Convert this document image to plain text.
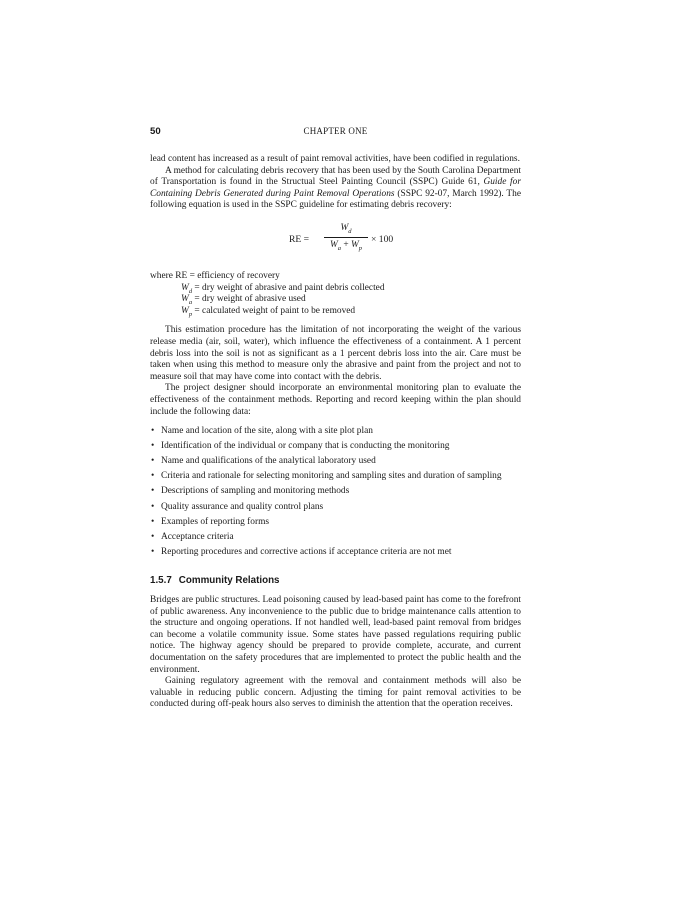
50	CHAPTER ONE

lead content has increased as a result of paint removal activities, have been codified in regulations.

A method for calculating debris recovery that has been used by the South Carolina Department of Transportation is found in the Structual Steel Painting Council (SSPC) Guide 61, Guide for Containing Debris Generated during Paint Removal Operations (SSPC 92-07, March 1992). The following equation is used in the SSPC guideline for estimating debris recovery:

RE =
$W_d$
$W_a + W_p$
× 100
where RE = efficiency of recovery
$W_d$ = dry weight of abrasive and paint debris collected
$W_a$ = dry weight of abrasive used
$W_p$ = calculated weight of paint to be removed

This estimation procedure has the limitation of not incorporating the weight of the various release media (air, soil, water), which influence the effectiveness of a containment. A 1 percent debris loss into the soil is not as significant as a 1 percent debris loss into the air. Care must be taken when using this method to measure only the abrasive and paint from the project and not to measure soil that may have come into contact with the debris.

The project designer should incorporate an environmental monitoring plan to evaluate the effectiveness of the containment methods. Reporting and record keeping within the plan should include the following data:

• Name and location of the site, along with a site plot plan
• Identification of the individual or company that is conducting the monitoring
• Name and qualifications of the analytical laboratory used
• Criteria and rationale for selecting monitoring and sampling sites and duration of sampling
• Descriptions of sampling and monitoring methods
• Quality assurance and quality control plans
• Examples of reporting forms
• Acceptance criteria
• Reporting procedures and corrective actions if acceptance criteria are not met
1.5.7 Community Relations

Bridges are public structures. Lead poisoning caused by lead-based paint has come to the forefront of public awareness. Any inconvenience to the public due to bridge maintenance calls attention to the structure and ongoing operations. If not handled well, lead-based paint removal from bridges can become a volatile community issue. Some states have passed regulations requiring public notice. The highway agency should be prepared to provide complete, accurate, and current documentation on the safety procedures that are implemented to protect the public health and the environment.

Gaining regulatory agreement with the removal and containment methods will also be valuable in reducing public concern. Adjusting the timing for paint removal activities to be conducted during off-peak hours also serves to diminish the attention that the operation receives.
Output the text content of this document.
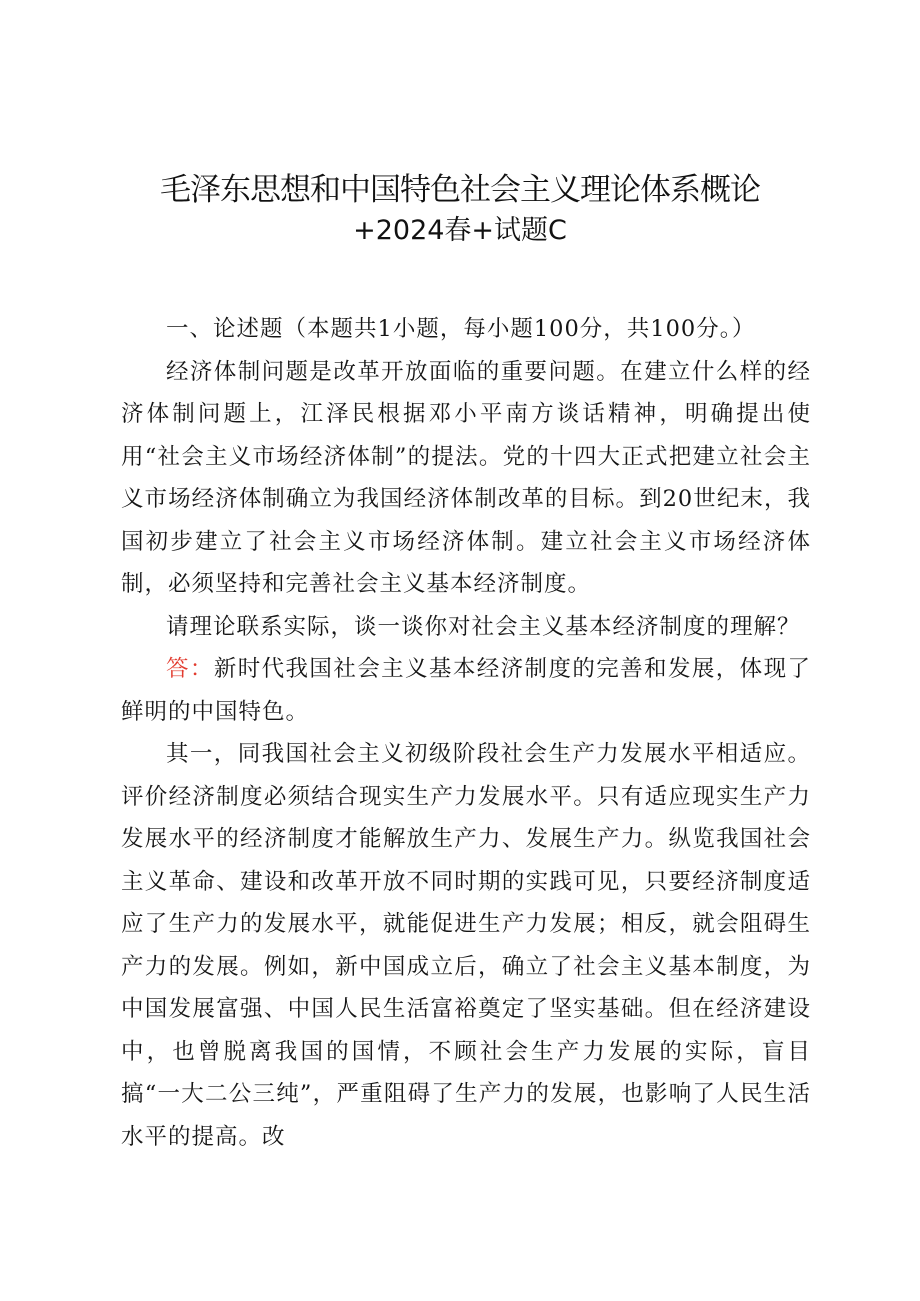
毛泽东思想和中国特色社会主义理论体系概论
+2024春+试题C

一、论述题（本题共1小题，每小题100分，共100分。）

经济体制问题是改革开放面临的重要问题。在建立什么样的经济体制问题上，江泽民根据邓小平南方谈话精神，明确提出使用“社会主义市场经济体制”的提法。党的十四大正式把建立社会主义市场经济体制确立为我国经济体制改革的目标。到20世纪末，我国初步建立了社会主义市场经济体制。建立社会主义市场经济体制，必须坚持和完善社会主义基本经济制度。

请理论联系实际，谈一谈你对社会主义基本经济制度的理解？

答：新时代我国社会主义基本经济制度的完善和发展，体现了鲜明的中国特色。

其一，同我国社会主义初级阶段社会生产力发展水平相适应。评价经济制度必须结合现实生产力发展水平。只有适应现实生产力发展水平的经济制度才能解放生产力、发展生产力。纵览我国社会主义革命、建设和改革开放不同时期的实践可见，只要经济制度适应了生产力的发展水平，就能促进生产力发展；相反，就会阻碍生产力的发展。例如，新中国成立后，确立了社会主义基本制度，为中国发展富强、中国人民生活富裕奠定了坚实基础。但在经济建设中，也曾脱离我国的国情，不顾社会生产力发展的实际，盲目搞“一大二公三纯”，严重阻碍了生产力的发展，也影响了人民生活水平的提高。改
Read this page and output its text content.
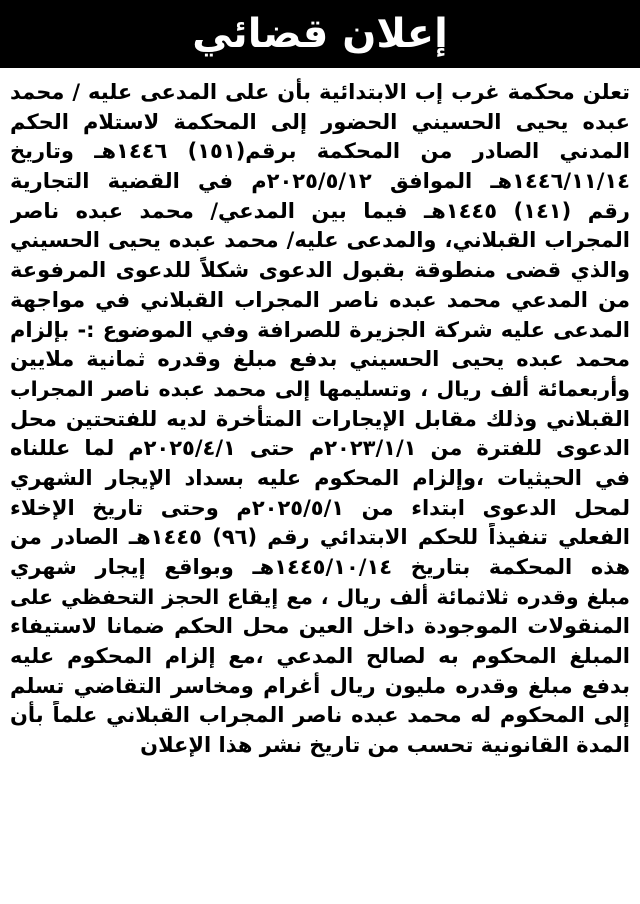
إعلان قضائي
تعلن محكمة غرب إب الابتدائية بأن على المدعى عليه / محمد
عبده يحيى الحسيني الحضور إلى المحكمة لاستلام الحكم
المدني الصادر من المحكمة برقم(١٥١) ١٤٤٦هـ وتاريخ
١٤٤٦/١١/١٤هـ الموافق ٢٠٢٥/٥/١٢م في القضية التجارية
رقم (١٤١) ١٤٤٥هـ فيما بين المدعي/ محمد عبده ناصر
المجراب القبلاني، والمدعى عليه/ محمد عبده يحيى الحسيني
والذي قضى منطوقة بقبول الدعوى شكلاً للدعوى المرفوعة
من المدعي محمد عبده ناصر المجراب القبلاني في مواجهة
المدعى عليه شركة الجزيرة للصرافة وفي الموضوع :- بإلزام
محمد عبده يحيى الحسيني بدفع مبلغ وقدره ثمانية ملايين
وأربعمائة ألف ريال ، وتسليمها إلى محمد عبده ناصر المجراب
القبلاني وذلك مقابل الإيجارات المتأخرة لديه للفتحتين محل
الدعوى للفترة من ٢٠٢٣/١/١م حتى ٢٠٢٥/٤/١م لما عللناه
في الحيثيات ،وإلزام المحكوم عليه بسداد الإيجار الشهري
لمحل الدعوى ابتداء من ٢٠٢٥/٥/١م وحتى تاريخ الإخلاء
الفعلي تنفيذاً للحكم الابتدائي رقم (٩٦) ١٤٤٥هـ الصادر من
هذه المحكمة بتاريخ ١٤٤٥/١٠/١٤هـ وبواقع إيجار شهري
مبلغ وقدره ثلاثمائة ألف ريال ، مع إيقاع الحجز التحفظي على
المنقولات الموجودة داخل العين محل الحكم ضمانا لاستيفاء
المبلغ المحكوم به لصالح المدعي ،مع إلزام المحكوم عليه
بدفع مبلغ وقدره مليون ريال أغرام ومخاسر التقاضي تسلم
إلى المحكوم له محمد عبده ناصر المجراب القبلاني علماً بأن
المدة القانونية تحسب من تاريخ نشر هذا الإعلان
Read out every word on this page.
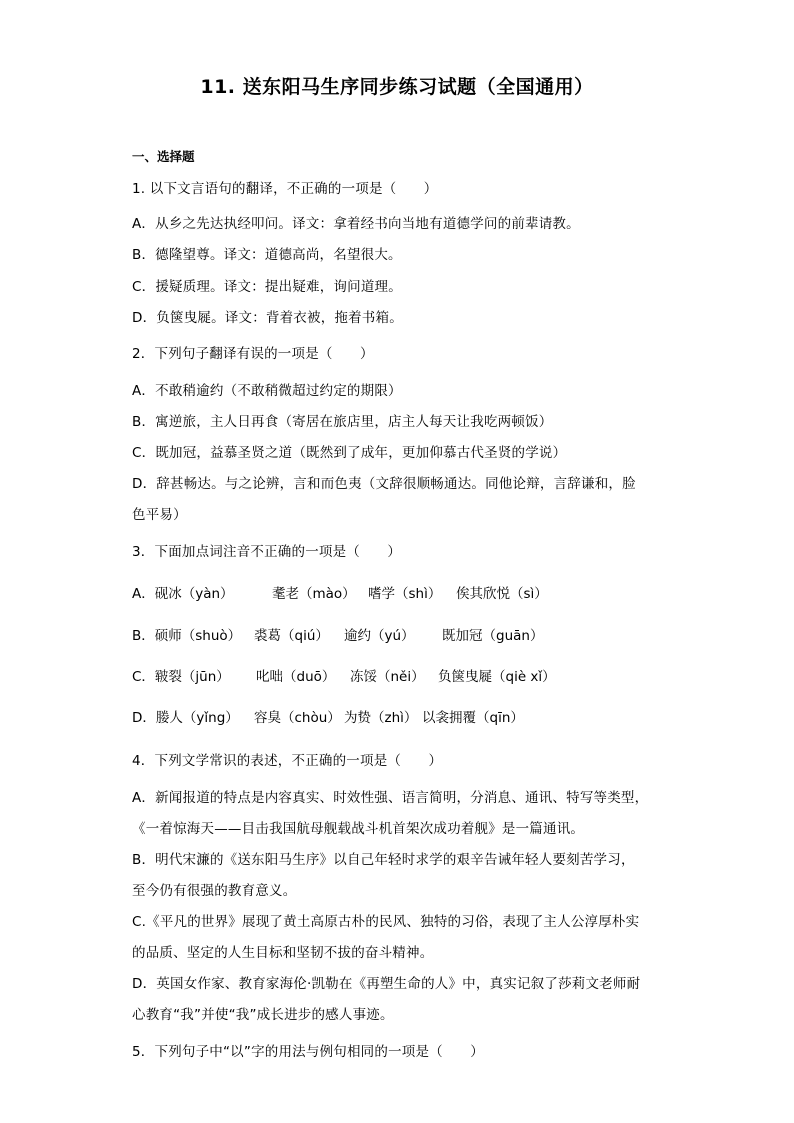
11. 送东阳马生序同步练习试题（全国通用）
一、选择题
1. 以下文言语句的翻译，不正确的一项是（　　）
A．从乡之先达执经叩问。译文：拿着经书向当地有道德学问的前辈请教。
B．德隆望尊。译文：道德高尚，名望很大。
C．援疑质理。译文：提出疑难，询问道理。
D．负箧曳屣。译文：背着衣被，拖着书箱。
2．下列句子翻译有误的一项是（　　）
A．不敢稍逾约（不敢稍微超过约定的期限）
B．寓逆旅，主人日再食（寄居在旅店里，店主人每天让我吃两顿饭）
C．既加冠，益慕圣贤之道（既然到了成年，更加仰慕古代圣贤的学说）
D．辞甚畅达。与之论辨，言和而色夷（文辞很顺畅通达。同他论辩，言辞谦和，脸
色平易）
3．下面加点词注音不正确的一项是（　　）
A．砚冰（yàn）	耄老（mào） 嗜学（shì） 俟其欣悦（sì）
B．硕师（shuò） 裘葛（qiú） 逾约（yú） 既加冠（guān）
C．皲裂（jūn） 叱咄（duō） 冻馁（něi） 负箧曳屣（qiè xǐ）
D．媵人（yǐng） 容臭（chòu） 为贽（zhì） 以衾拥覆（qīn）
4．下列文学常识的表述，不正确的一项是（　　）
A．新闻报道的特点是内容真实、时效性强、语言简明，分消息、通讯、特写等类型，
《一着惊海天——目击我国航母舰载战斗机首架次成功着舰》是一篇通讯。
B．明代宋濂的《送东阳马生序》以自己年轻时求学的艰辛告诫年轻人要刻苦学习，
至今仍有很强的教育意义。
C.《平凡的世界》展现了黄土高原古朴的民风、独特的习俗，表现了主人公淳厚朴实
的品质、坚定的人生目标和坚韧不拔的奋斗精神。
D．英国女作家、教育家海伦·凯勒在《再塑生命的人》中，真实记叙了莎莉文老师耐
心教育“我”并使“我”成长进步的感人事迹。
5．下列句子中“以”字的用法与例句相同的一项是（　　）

========================================

- AIM -
Every record above should be written out again exactly; the pictures stay out of the copy.

- OUTPUT FOR THIS TASK -
Convert this document image to plain text.
50	CHAPTER ONE

lead content has increased as a result of paint removal activities, have been codified in regulations.

A method for calculating debris recovery that has been used by the South Carolina Department of Transportation is found in the Structual Steel Painting Council (SSPC) Guide 61, Guide for Containing Debris Generated during Paint Removal Operations (SSPC 92-07, March 1992). The following equation is used in the SSPC guideline for estimating debris recovery:

RE =
$W_d$
$W_a + W_p$
× 100
where RE = efficiency of recovery
$W_d$ = dry weight of abrasive and paint debris collected
$W_a$ = dry weight of abrasive used
$W_p$ = calculated weight of paint to be removed

This estimation procedure has the limitation of not incorporating the weight of the various release media (air, soil, water), which influence the effectiveness of a containment. A 1 percent debris loss into the soil is not as significant as a 1 percent debris loss into the air. Care must be taken when using this method to measure only the abrasive and paint from the project and not to measure soil that may have come into contact with the debris.

The project designer should incorporate an environmental monitoring plan to evaluate the effectiveness of the containment methods. Reporting and record keeping within the plan should include the following data:

• Name and location of the site, along with a site plot plan
• Identification of the individual or company that is conducting the monitoring
• Name and qualifications of the analytical laboratory used
• Criteria and rationale for selecting monitoring and sampling sites and duration of sampling
• Descriptions of sampling and monitoring methods
• Quality assurance and quality control plans
• Examples of reporting forms
• Acceptance criteria
• Reporting procedures and corrective actions if acceptance criteria are not met
1.5.7 Community Relations

Bridges are public structures. Lead poisoning caused by lead-based paint has come to the forefront of public awareness. Any inconvenience to the public due to bridge maintenance calls attention to the structure and ongoing operations. If not handled well, lead-based paint removal from bridges can become a volatile community issue. Some states have passed regulations requiring public notice. The highway agency should be prepared to provide complete, accurate, and current documentation on the safety procedures that are implemented to protect the public health and the environment.

Gaining regulatory agreement with the removal and containment methods will also be valuable in reducing public concern. Adjusting the timing for paint removal activities to be conducted during off-peak hours also serves to diminish the attention that the operation receives.
Output the text content of this document.
毛泽东思想和中国特色社会主义理论体系概论
+2024春+试题C

一、论述题（本题共1小题，每小题100分，共100分。）

经济体制问题是改革开放面临的重要问题。在建立什么样的经济体制问题上，江泽民根据邓小平南方谈话精神，明确提出使用“社会主义市场经济体制”的提法。党的十四大正式把建立社会主义市场经济体制确立为我国经济体制改革的目标。到20世纪末，我国初步建立了社会主义市场经济体制。建立社会主义市场经济体制，必须坚持和完善社会主义基本经济制度。

请理论联系实际，谈一谈你对社会主义基本经济制度的理解？

答：新时代我国社会主义基本经济制度的完善和发展，体现了鲜明的中国特色。

其一，同我国社会主义初级阶段社会生产力发展水平相适应。评价经济制度必须结合现实生产力发展水平。只有适应现实生产力发展水平的经济制度才能解放生产力、发展生产力。纵览我国社会主义革命、建设和改革开放不同时期的实践可见，只要经济制度适应了生产力的发展水平，就能促进生产力发展；相反，就会阻碍生产力的发展。例如，新中国成立后，确立了社会主义基本制度，为中国发展富强、中国人民生活富裕奠定了坚实基础。但在经济建设中，也曾脱离我国的国情，不顾社会生产力发展的实际，盲目搞“一大二公三纯”，严重阻碍了生产力的发展，也影响了人民生活水平的提高。改
Read this page and output its text content.
إعلان قضائي
تعلن محكمة غرب إب الابتدائية بأن على المدعى عليه / محمد
عبده يحيى الحسيني الحضور إلى المحكمة لاستلام الحكم
المدني الصادر من المحكمة برقم(١٥١) ١٤٤٦هـ وتاريخ
١٤٤٦/١١/١٤هـ الموافق ٢٠٢٥/٥/١٢م في القضية التجارية
رقم (١٤١) ١٤٤٥هـ فيما بين المدعي/ محمد عبده ناصر
المجراب القبلاني، والمدعى عليه/ محمد عبده يحيى الحسيني
والذي قضى منطوقة بقبول الدعوى شكلاً للدعوى المرفوعة
من المدعي محمد عبده ناصر المجراب القبلاني في مواجهة
المدعى عليه شركة الجزيرة للصرافة وفي الموضوع :- بإلزام
محمد عبده يحيى الحسيني بدفع مبلغ وقدره ثمانية ملايين
وأربعمائة ألف ريال ، وتسليمها إلى محمد عبده ناصر المجراب
القبلاني وذلك مقابل الإيجارات المتأخرة لديه للفتحتين محل
الدعوى للفترة من ٢٠٢٣/١/١م حتى ٢٠٢٥/٤/١م لما عللناه
في الحيثيات ،وإلزام المحكوم عليه بسداد الإيجار الشهري
لمحل الدعوى ابتداء من ٢٠٢٥/٥/١م وحتى تاريخ الإخلاء
الفعلي تنفيذاً للحكم الابتدائي رقم (٩٦) ١٤٤٥هـ الصادر من
هذه المحكمة بتاريخ ١٤٤٥/١٠/١٤هـ وبواقع إيجار شهري
مبلغ وقدره ثلاثمائة ألف ريال ، مع إيقاع الحجز التحفظي على
المنقولات الموجودة داخل العين محل الحكم ضمانا لاستيفاء
المبلغ المحكوم به لصالح المدعي ،مع إلزام المحكوم عليه
بدفع مبلغ وقدره مليون ريال أغرام ومخاسر التقاضي تسلم
إلى المحكوم له محمد عبده ناصر المجراب القبلاني علماً بأن
المدة القانونية تحسب من تاريخ نشر هذا الإعلان
Read out every word on this page.
11. 送东阳马生序同步练习试题（全国通用）
一、选择题
1. 以下文言语句的翻译，不正确的一项是（　　）
A．从乡之先达执经叩问。译文：拿着经书向当地有道德学问的前辈请教。
B．德隆望尊。译文：道德高尚，名望很大。
C．援疑质理。译文：提出疑难，询问道理。
D．负箧曳屣。译文：背着衣被，拖着书箱。
2．下列句子翻译有误的一项是（　　）
A．不敢稍逾约（不敢稍微超过约定的期限）
B．寓逆旅，主人日再食（寄居在旅店里，店主人每天让我吃两顿饭）
C．既加冠，益慕圣贤之道（既然到了成年，更加仰慕古代圣贤的学说）
D．辞甚畅达。与之论辨，言和而色夷（文辞很顺畅通达。同他论辩，言辞谦和，脸
色平易）
3．下面加点词注音不正确的一项是（　　）
A．砚冰（yàn）	耄老（mào） 嗜学（shì） 俟其欣悦（sì）
B．硕师（shuò） 裘葛（qiú） 逾约（yú） 既加冠（guān）
C．皲裂（jūn） 叱咄（duō） 冻馁（něi） 负箧曳屣（qiè xǐ）
D．媵人（yǐng） 容臭（chòu） 为贽（zhì） 以衾拥覆（qīn）
4．下列文学常识的表述，不正确的一项是（　　）
A．新闻报道的特点是内容真实、时效性强、语言简明，分消息、通讯、特写等类型，
《一着惊海天——目击我国航母舰载战斗机首架次成功着舰》是一篇通讯。
B．明代宋濂的《送东阳马生序》以自己年轻时求学的艰辛告诫年轻人要刻苦学习，
至今仍有很强的教育意义。
C.《平凡的世界》展现了黄土高原古朴的民风、独特的习俗，表现了主人公淳厚朴实
的品质、坚定的人生目标和坚韧不拔的奋斗精神。
D．英国女作家、教育家海伦·凯勒在《再塑生命的人》中，真实记叙了莎莉文老师耐
心教育“我”并使“我”成长进步的感人事迹。
5．下列句子中“以”字的用法与例句相同的一项是（　　）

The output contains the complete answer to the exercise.